In the records below, find each line containing the word "series" and copy it.
___ EXERCISE INPUT
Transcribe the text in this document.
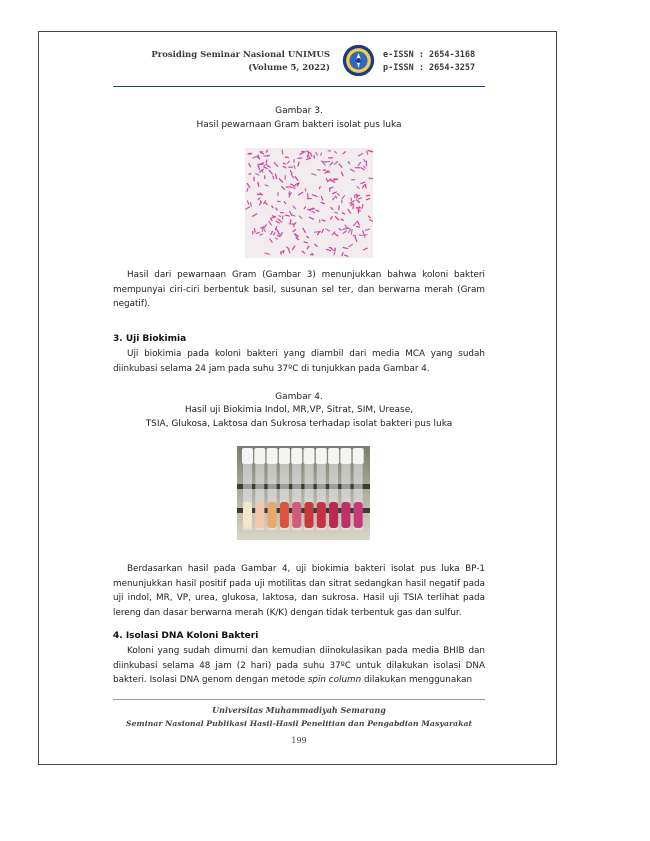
Prosiding Seminar Nasional UNIMUS
(Volume 5, 2022)
e-ISSN : 2654-3168
p-ISSN : 2654-3257
Gambar 3.
Hasil pewarnaan Gram bakteri isolat pus luka
Hasil dari pewarnaan Gram (Gambar 3) menunjukkan bahwa koloni bakteri mempunyai ciri-ciri berbentuk basil, susunan sel ter, dan berwarna merah (Gram negatif).
3. Uji Biokimia
Uji biokimia pada koloni bakteri yang diambil dari media MCA yang sudah diinkubasi selama 24 jam pada suhu 37ºC di tunjukkan pada Gambar 4.
Gambar 4.
Hasil uji Biokimia Indol, MR,VP, Sitrat, SIM, Urease,
TSIA, Glukosa, Laktosa dan Sukrosa terhadap isolat bakteri pus luka
Berdasarkan hasil pada Gambar 4, uji biokimia bakteri isolat pus luka BP-1 menunjukkan hasil positif pada uji motilitas dan sitrat sedangkan hasil negatif pada uji indol, MR, VP, urea, glukosa, laktosa, dan sukrosa. Hasil uji TSIA terlihat pada lereng dan dasar berwarna merah (K/K) dengan tidak terbentuk gas dan sulfur.
4. Isolasi DNA Koloni Bakteri
Koloni yang sudah dimurni dan kemudian diinokulasikan pada media BHIB dan diinkubasi selama 48 jam (2 hari) pada suhu 37ºC untuk dilakukan isolasi DNA bakteri. Isolasi DNA genom dengan metode spin column dilakukan menggunakan
Universitas Muhammadiyah Semarang
Seminar Nasional Publikasi Hasil-Hasil Penelitian dan Pengabdian Masyarakat
199
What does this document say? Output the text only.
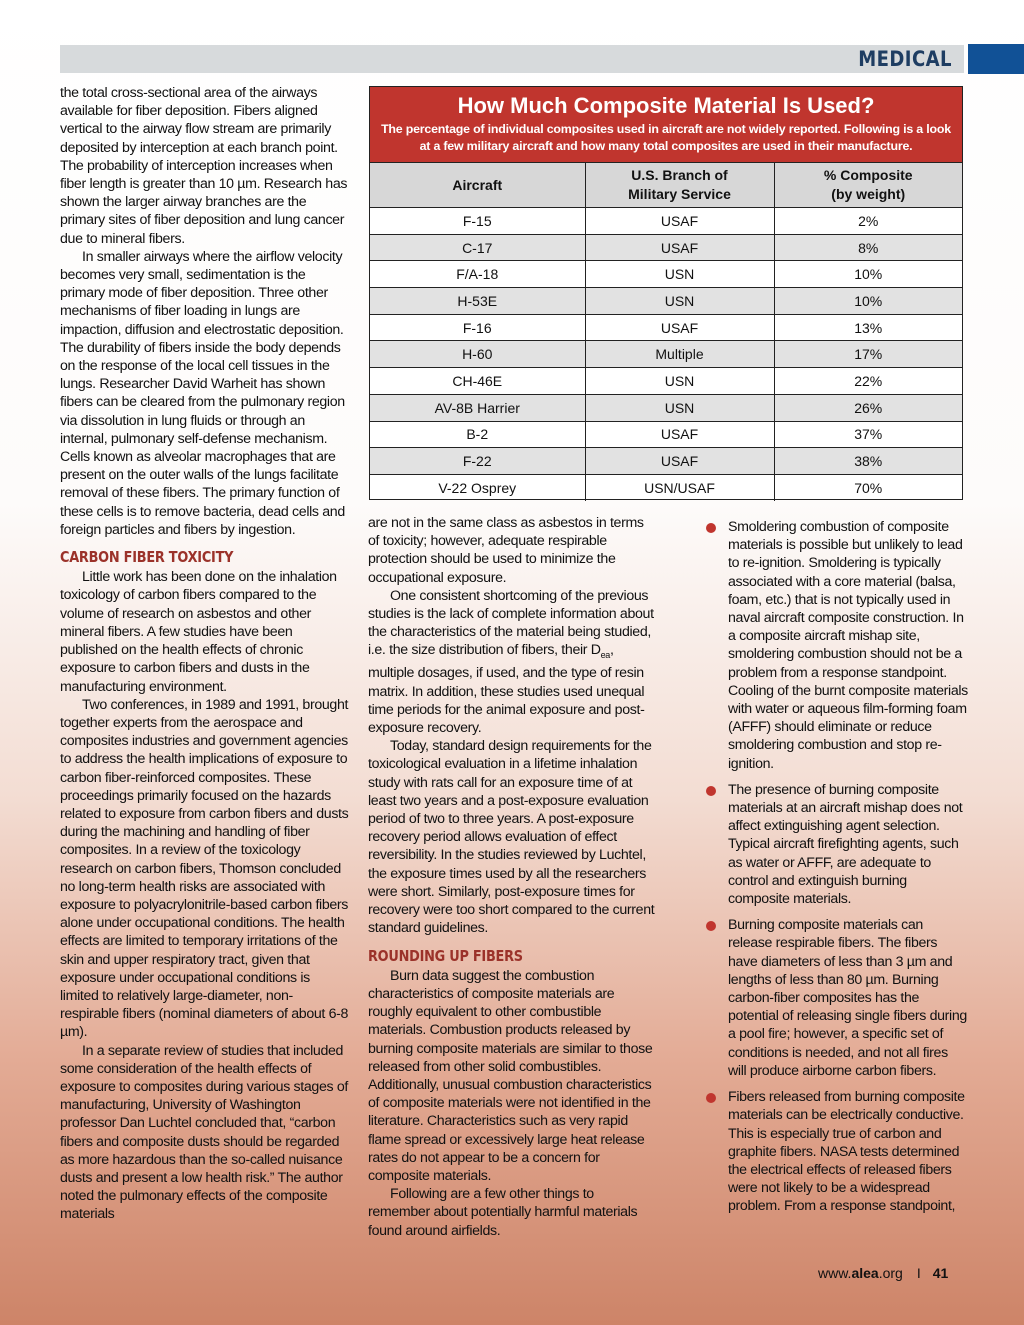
MEDICAL

the total cross-sectional area of the airways available for fiber deposition. Fibers aligned vertical to the airway flow stream are primarily deposited by interception at each branch point. The probability of interception increases when fiber length is greater than 10 µm. Research has shown the larger airway branches are the primary sites of fiber deposition and lung cancer due to mineral fibers.

In smaller airways where the airflow velocity becomes very small, sedimentation is the primary mode of fiber deposition. Three other mechanisms of fiber loading in lungs are impaction, diffusion and electrostatic deposition. The durability of fibers inside the body depends on the response of the local cell tissues in the lungs. Researcher David Warheit has shown fibers can be cleared from the pulmonary region via dissolution in lung fluids or through an internal, pulmonary self-defense mechanism. Cells known as alveolar macrophages that are present on the outer walls of the lungs facilitate removal of these fibers. The primary function of these cells is to remove bacteria, dead cells and foreign particles and fibers by ingestion.

CARBON FIBER TOXICITY

Little work has been done on the inhalation toxicology of carbon fibers compared to the volume of research on asbestos and other mineral fibers. A few studies have been published on the health effects of chronic exposure to carbon fibers and dusts in the manufacturing environment.

Two conferences, in 1989 and 1991, brought together experts from the aerospace and composites industries and government agencies to address the health implications of exposure to carbon fiber-reinforced composites. These proceedings primarily focused on the hazards related to exposure from carbon fibers and dusts during the machining and handling of fiber composites. In a review of the toxicology research on carbon fibers, Thomson concluded no long-term health risks are associated with exposure to polyacrylonitrile-based carbon fibers alone under occupational conditions. The health effects are limited to temporary irritations of the skin and upper respiratory tract, given that exposure under occupational conditions is limited to relatively large-diameter, non-respirable fibers (nominal diameters of about 6-8 µm).

In a separate review of studies that included some consideration of the health effects of exposure to composites during various stages of manufacturing, University of Washington professor Dan Luchtel concluded that, “carbon fibers and composite dusts should be regarded as more hazardous than the so-called nuisance dusts and present a low health risk.” The author noted the pulmonary effects of the composite materials

How Much Composite Material Is Used?
The percentage of individual composites used in aircraft are not widely reported. Following is a look at a few military aircraft and how many total composites are used in their manufacture.
Aircraft	U.S. Branch of Military Service	% Composite (by weight)

F-15	USAF	2%
C-17	USAF	8%
F/A-18	USN	10%
H-53E	USN	10%
F-16	USAF	13%
H-60	Multiple	17%
CH-46E	USN	22%
AV-8B Harrier	USN	26%
B-2	USAF	37%
F-22	USAF	38%
V-22 Osprey	USN/USAF	70%

are not in the same class as asbestos in terms of toxicity; however, adequate respirable protection should be used to minimize the occupational exposure.

One consistent shortcoming of the previous studies is the lack of complete information about the characteristics of the material being studied, i.e. the size distribution of fibers, their $D_{ea}$, multiple dosages, if used, and the type of resin matrix. In addition, these studies used unequal time periods for the animal exposure and post-exposure recovery.

Today, standard design requirements for the toxicological evaluation in a lifetime inhalation study with rats call for an exposure time of at least two years and a post-exposure evaluation period of two to three years. A post-exposure recovery period allows evaluation of effect reversibility. In the studies reviewed by Luchtel, the exposure times used by all the researchers were short. Similarly, post-exposure times for recovery were too short compared to the current standard guidelines.

ROUNDING UP FIBERS

Burn data suggest the combustion characteristics of composite materials are roughly equivalent to other combustible materials. Combustion products released by burning composite materials are similar to those released from other solid combustibles. Additionally, unusual combustion characteristics of composite materials were not identified in the literature. Characteristics such as very rapid flame spread or excessively large heat release rates do not appear to be a concern for composite materials.

Following are a few other things to remember about potentially harmful materials found around airfields.

Smoldering combustion of composite materials is possible but unlikely to lead to re-ignition. Smoldering is typically associated with a core material (balsa, foam, etc.) that is not typically used in naval aircraft composite construction. In a composite aircraft mishap site, smoldering combustion should not be a problem from a response standpoint. Cooling of the burnt composite materials with water or aqueous film-forming foam (AFFF) should eliminate or reduce smoldering combustion and stop re-ignition.
The presence of burning composite materials at an aircraft mishap does not affect extinguishing agent selection. Typical aircraft firefighting agents, such as water or AFFF, are adequate to control and extinguish burning composite materials.
Burning composite materials can release respirable fibers. The fibers have diameters of less than 3 µm and lengths of less than 80 µm. Burning carbon-fiber composites has the potential of releasing single fibers during a pool fire; however, a specific set of conditions is needed, and not all fires will produce airborne carbon fibers.
Fibers released from burning composite materials can be electrically conductive. This is especially true of carbon and graphite fibers. NASA tests determined the electrical effects of released fibers were not likely to be a widespread problem. From a response standpoint,
www.alea.org I 41
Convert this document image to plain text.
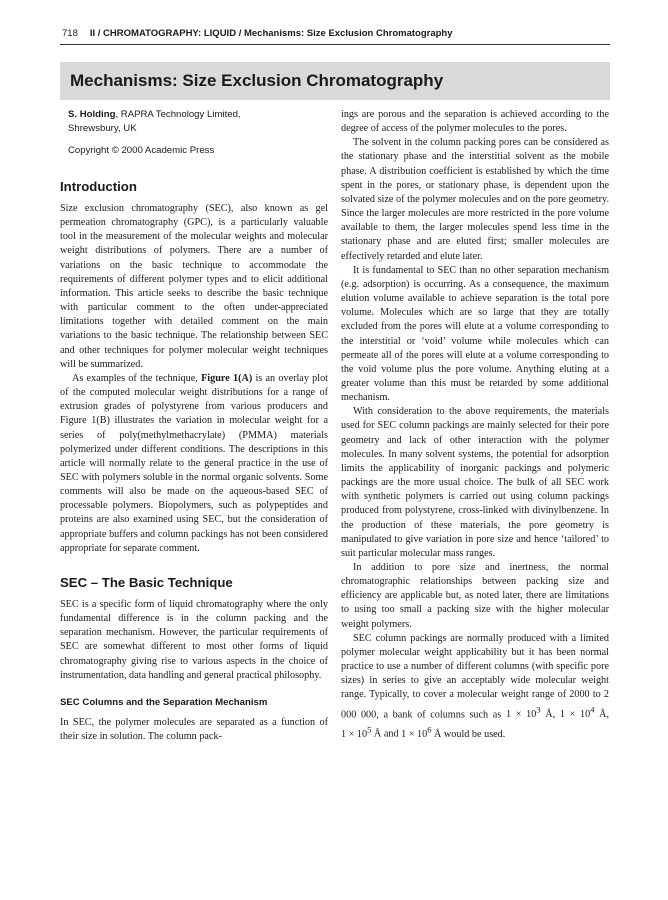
718 II / CHROMATOGRAPHY: LIQUID / Mechanisms: Size Exclusion Chromatography
Mechanisms: Size Exclusion Chromatography
S. Holding, RAPRA Technology Limited,
Shrewsbury, UK
Copyright © 2000 Academic Press
Introduction

Size exclusion chromatography (SEC), also known as gel permeation chromatography (GPC), is a particularly valuable tool in the measurement of the molecular weights and molecular weight distributions of polymers. There are a number of variations on the basic technique to accommodate the requirements of different polymer types and to elicit additional information. This article seeks to describe the basic technique with particular comment to the often under-appreciated limitations together with detailed comment on the main variations to the basic technique. The relationship between SEC and other techniques for polymer molecular weight techniques will be summarized.

As examples of the technique, Figure 1(A) is an overlay plot of the computed molecular weight distributions for a range of extrusion grades of polystyrene from various producers and Figure 1(B) illustrates the variation in molecular weight for a series of poly(methylmethacrylate) (PMMA) materials polymerized under different conditions. The descriptions in this article will normally relate to the general practice in the use of SEC with polymers soluble in the normal organic solvents. Some comments will also be made on the aqueous-based SEC of processable polymers. Biopolymers, such as polypeptides and proteins are also examined using SEC, but the consideration of appropriate buffers and column packings has not been considered appropriate for separate comment.

SEC – The Basic Technique

SEC is a specific form of liquid chromatography where the only fundamental difference is in the column packing and the separation mechanism. However, the particular requirements of SEC are somewhat different to most other forms of liquid chromatography giving rise to various aspects in the choice of instrumentation, data handling and general practical philosophy.

SEC Columns and the Separation Mechanism

In SEC, the polymer molecules are separated as a function of their size in solution. The column pack-

ings are porous and the separation is achieved according to the degree of access of the polymer molecules to the pores.

The solvent in the column packing pores can be considered as the stationary phase and the interstitial solvent as the mobile phase. A distribution coefficient is established by which the time spent in the pores, or stationary phase, is dependent upon the solvated size of the polymer molecules and on the pore geometry. Since the larger molecules are more restricted in the pore volume available to them, the larger molecules spend less time in the stationary phase and are eluted first; smaller molecules are effectively retarded and elute later.

It is fundamental to SEC than no other separation mechanism (e.g. adsorption) is occurring. As a consequence, the maximum elution volume available to achieve separation is the total pore volume. Molecules which are so large that they are totally excluded from the pores will elute at a volume corresponding to the interstitial or ‘void’ volume while molecules which can permeate all of the pores will elute at a volume corresponding to the void volume plus the pore volume. Anything eluting at a greater volume than this must be retarded by some additional mechanism.

With consideration to the above requirements, the materials used for SEC column packings are mainly selected for their pore geometry and lack of other interaction with the polymer molecules. In many solvent systems, the potential for adsorption limits the applicability of inorganic packings and polymeric packings are the more usual choice. The bulk of all SEC work with synthetic polymers is carried out using column packings produced from polystyrene, cross-linked with divinylbenzene. In the production of these materials, the pore geometry is manipulated to give variation in pore size and hence ‘tailored’ to suit particular molecular mass ranges.

In addition to pore size and inertness, the normal chromatographic relationships between packing size and efficiency are applicable but, as noted later, there are limitations to using too small a packing size with the higher molecular weight polymers.

SEC column packings are normally produced with a limited polymer molecular weight applicability but it has been normal practice to use a number of different columns (with specific pore sizes) in series to give an acceptably wide molecular weight range. Typically, to cover a molecular weight range of 2000 to 2 000 000, a bank of columns such as $1 \times 10^3$ Å, $1 \times 10^4$ Å, $1 \times 10^5$ Å and $1 \times 10^6$ Å would be used.
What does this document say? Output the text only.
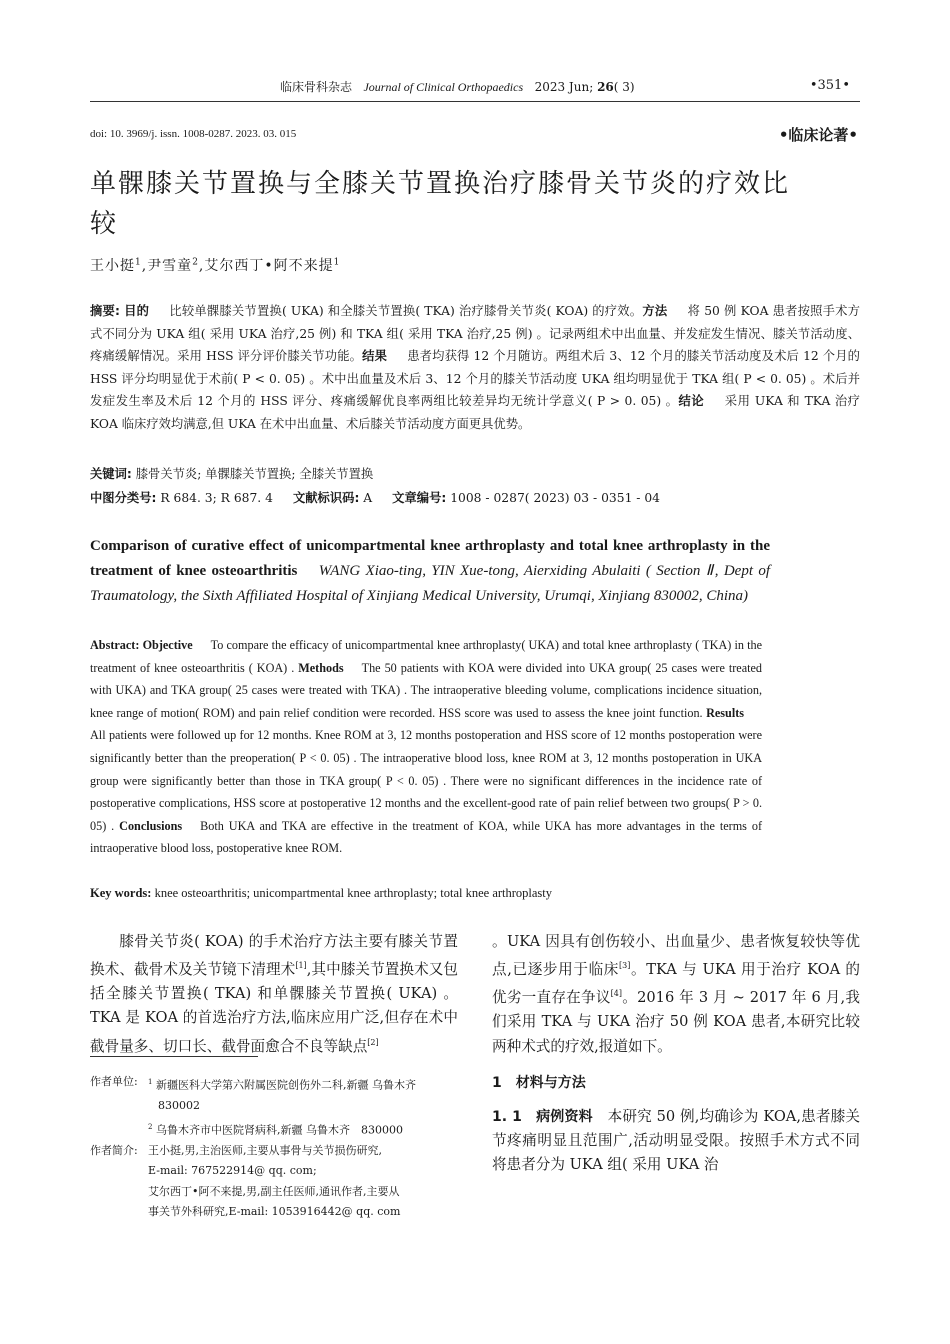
临床骨科杂志 Journal of Clinical Orthopaedics 2023 Jun; 26( 3)	•351•
doi: 10. 3969/j. issn. 1008-0287. 2023. 03. 015	•临床论著•
单髁膝关节置换与全膝关节置换治疗膝骨关节炎的疗效比较
王小挺$^1$,尹雪童$^2$,艾尔西丁•阿不来提$^1$
摘要: 目的 比较单髁膝关节置换( UKA) 和全膝关节置换( TKA) 治疗膝骨关节炎( KOA) 的疗效。方法 将 50 例 KOA 患者按照手术方式不同分为 UKA 组( 采用 UKA 治疗,25 例) 和 TKA 组( 采用 TKA 治疗,25 例) 。记录两组术中出血量、并发症发生情况、膝关节活动度、疼痛缓解情况。采用 HSS 评分评价膝关节功能。结果 患者均获得 12 个月随访。两组术后 3、12 个月的膝关节活动度及术后 12 个月的 HSS 评分均明显优于术前( P < 0. 05) 。术中出血量及术后 3、12 个月的膝关节活动度 UKA 组均明显优于 TKA 组( P < 0. 05) 。术后并发症发生率及术后 12 个月的 HSS 评分、疼痛缓解优良率两组比较差异均无统计学意义( P > 0. 05) 。结论 采用 UKA 和 TKA 治疗 KOA 临床疗效均满意,但 UKA 在术中出血量、术后膝关节活动度方面更具优势。
关键词: 膝骨关节炎; 单髁膝关节置换; 全膝关节置换
中图分类号: R 684. 3; R 687. 4 文献标识码: A 文章编号: 1008 - 0287( 2023) 03 - 0351 - 04
Comparison of curative effect of unicompartmental knee arthroplasty and total knee arthroplasty in the treatment of knee osteoarthritis WANG Xiao-ting, YIN Xue-tong, Aierxiding Abulaiti ( Section Ⅱ, Dept of Traumatology, the Sixth Affiliated Hospital of Xinjiang Medical University, Urumqi, Xinjiang 830002, China)
Abstract: Objective To compare the efficacy of unicompartmental knee arthroplasty( UKA) and total knee arthroplasty ( TKA) in the treatment of knee osteoarthritis ( KOA) . Methods The 50 patients with KOA were divided into UKA group( 25 cases were treated with UKA) and TKA group( 25 cases were treated with TKA) . The intraoperative bleeding volume, complications incidence situation, knee range of motion( ROM) and pain relief condition were recorded. HSS score was used to assess the knee joint function. ResultsAll patients were followed up for 12 months. Knee ROM at 3, 12 months postoperation and HSS score of 12 months postoperation were significantly better than the preoperation( P < 0. 05) . The intraoperative blood loss, knee ROM at 3, 12 months postoperation in UKA group were significantly better than those in TKA group( P < 0. 05) . There were no significant differences in the incidence rate of postoperative complications, HSS score at postoperative 12 months and the excellent-good rate of pain relief between two groups( P > 0. 05) . Conclusions Both UKA and TKA are effective in the treatment of KOA, while UKA has more advantages in the terms of intraoperative blood loss, postoperative knee ROM.
Key words: knee osteoarthritis; unicompartmental knee arthroplasty; total knee arthroplasty
膝骨关节炎( KOA) 的手术治疗方法主要有膝关节置换术、截骨术及关节镜下清理术[1],其中膝关节置换术又包括全膝关节置换( TKA) 和单髁膝关节置换( UKA) 。TKA 是 KOA 的首选治疗方法,临床应用广泛,但存在术中截骨量多、切口长、截骨面愈合不良等缺点[2]
。UKA 因具有创伤较小、出血量少、患者恢复较快等优点,已逐步用于临床[3]。TKA 与 UKA 用于治疗 KOA 的优劣一直存在争议[4]。2016 年 3 月 ~ 2017 年 6 月,我们采用 TKA 与 UKA 治疗 50 例 KOA 患者,本研究比较两种术式的疗效,报道如下。
1　材料与方法
1. 1　病例资料　 本研究 50 例,均确诊为 KOA,患者膝关节疼痛明显且范围广,活动明显受限。按照手术方式不同将患者分为 UKA 组( 采用 UKA 治
作者单位:	$^1$ 新疆医科大学第六附属医院创伤外二科,新疆 乌鲁木齐
830002
$^2$ 乌鲁木齐市中医院肾病科,新疆 乌鲁木齐　830000
作者简介: 王小挺,男,主治医师,主要从事骨与关节损伤研究,
E-mail: 767522914@ qq. com;
艾尔西丁•阿不来提,男,副主任医师,通讯作者,主要从
事关节外科研究,E-mail: 1053916442@ qq. com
______
• ANSWER FOR THIS EXERCISE:
As examples of the technique, Figure 1(A) is an overlay plot of the computed molecular weight distributions for a range of extrusion grades of polystyrene from various producers and Figure 1(B) illustrates the variation in molecular weight for a series of poly(methylmethacrylate) (PMMA) materials polymerized under different conditions. The descriptions in this article will normally relate to the general practice in the use of SEC with polymers soluble in the normal organic solvents. Some comments will also be made on the aqueous-based SEC of processable polymers. Biopolymers, such as polypeptides and proteins are also examined using SEC, but the consideration of appropriate buffers and column packings has not been considered appropriate for separate comment.
SEC column packings are normally produced with a limited polymer molecular weight applicability but it has been normal practice to use a number of different columns (with specific pore sizes) in series to give an acceptably wide molecular weight range. Typically, to cover a molecular weight range of 2000 to 2 000 000, a bank of columns such as $1 \times 10^3$ Å, $1 \times 10^4$ Å, $1 \times 10^5$ Å and $1 \times 10^6$ Å would be used.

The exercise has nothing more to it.